What is asked: Images are excluded; otherwise, output every record exactly.

Information shown:

[start]

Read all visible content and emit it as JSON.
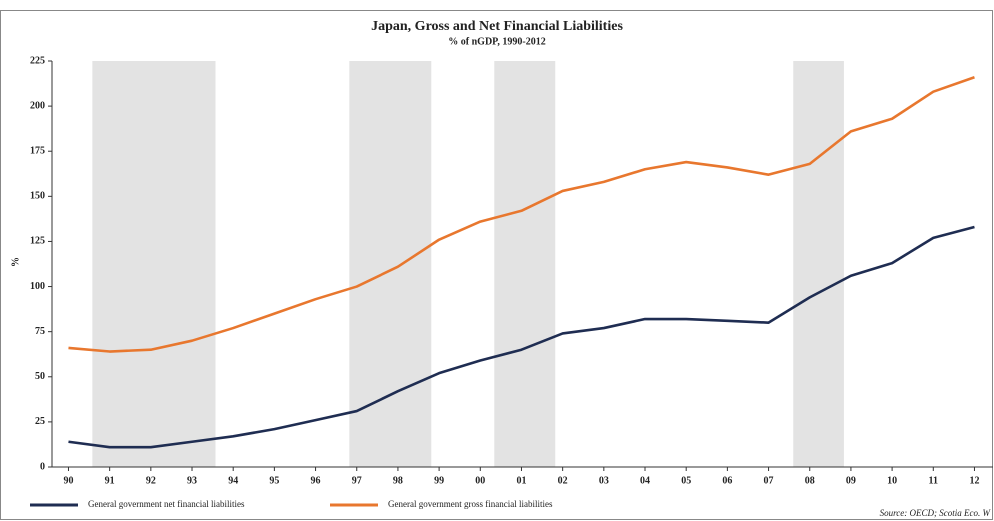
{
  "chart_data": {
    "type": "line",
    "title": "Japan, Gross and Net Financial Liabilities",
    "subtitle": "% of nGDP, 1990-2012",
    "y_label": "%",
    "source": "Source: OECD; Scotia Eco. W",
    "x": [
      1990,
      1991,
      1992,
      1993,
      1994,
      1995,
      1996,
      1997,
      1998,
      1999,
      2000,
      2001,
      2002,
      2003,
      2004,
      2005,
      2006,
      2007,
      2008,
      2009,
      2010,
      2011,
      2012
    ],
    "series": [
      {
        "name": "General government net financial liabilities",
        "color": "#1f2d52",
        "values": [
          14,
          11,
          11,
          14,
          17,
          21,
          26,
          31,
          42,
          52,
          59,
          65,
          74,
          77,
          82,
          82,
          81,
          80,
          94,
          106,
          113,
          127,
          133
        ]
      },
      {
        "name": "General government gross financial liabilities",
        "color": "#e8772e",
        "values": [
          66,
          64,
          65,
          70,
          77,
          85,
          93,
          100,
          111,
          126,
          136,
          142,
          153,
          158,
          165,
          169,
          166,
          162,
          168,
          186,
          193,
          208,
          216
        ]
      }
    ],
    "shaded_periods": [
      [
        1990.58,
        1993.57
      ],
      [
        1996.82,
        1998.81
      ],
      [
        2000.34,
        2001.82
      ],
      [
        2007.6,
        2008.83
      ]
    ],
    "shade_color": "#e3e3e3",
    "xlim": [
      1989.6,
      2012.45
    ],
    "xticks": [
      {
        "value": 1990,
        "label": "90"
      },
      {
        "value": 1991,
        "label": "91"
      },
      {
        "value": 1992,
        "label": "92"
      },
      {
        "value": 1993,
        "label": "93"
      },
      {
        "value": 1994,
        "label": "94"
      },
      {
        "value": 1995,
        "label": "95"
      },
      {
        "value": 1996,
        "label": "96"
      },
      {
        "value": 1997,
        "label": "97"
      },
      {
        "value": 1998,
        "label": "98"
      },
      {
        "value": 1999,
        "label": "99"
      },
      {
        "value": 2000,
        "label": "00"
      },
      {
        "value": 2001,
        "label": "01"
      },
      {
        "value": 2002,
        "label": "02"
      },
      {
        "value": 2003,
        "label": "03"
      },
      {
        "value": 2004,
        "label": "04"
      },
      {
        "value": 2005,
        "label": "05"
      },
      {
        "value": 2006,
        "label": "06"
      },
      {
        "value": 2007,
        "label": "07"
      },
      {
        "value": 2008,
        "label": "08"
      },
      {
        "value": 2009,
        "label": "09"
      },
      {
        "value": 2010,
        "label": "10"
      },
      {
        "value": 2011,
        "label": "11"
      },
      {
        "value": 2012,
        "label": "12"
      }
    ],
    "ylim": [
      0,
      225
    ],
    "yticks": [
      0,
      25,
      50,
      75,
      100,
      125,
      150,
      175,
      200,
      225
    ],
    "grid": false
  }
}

[end]

Result of the task:
Read all visible content and emit it as JSON.
{
  "chart_data": {
    "type": "line",
    "title": "Japan, Gross and Net Financial Liabilities",
    "subtitle": "% of nGDP, 1990-2012",
    "y_label": "%",
    "source": "Source: OECD; Scotia Eco. W",
    "x": [
      1990,
      1991,
      1992,
      1993,
      1994,
      1995,
      1996,
      1997,
      1998,
      1999,
      2000,
      2001,
      2002,
      2003,
      2004,
      2005,
      2006,
      2007,
      2008,
      2009,
      2010,
      2011,
      2012
    ],
    "series": [
      {
        "name": "General government net financial liabilities",
        "color": "#1f2d52",
        "values": [
          14,
          11,
          11,
          14,
          17,
          21,
          26,
          31,
          42,
          52,
          59,
          65,
          74,
          77,
          82,
          82,
          81,
          80,
          94,
          106,
          113,
          127,
          133
        ]
      },
      {
        "name": "General government gross financial liabilities",
        "color": "#e8772e",
        "values": [
          66,
          64,
          65,
          70,
          77,
          85,
          93,
          100,
          111,
          126,
          136,
          142,
          153,
          158,
          165,
          169,
          166,
          162,
          168,
          186,
          193,
          208,
          216
        ]
      }
    ],
    "shaded_periods": [
      [
        1990.58,
        1993.57
      ],
      [
        1996.82,
        1998.81
      ],
      [
        2000.34,
        2001.82
      ],
      [
        2007.6,
        2008.83
      ]
    ],
    "shade_color": "#e3e3e3",
    "xlim": [
      1989.6,
      2012.45
    ],
    "xticks": [
      {
        "value": 1990,
        "label": "90"
      },
      {
        "value": 1991,
        "label": "91"
      },
      {
        "value": 1992,
        "label": "92"
      },
      {
        "value": 1993,
        "label": "93"
      },
      {
        "value": 1994,
        "label": "94"
      },
      {
        "value": 1995,
        "label": "95"
      },
      {
        "value": 1996,
        "label": "96"
      },
      {
        "value": 1997,
        "label": "97"
      },
      {
        "value": 1998,
        "label": "98"
      },
      {
        "value": 1999,
        "label": "99"
      },
      {
        "value": 2000,
        "label": "00"
      },
      {
        "value": 2001,
        "label": "01"
      },
      {
        "value": 2002,
        "label": "02"
      },
      {
        "value": 2003,
        "label": "03"
      },
      {
        "value": 2004,
        "label": "04"
      },
      {
        "value": 2005,
        "label": "05"
      },
      {
        "value": 2006,
        "label": "06"
      },
      {
        "value": 2007,
        "label": "07"
      },
      {
        "value": 2008,
        "label": "08"
      },
      {
        "value": 2009,
        "label": "09"
      },
      {
        "value": 2010,
        "label": "10"
      },
      {
        "value": 2011,
        "label": "11"
      },
      {
        "value": 2012,
        "label": "12"
      }
    ],
    "ylim": [
      0,
      225
    ],
    "yticks": [
      0,
      25,
      50,
      75,
      100,
      125,
      150,
      175,
      200,
      225
    ],
    "grid": false
  }
}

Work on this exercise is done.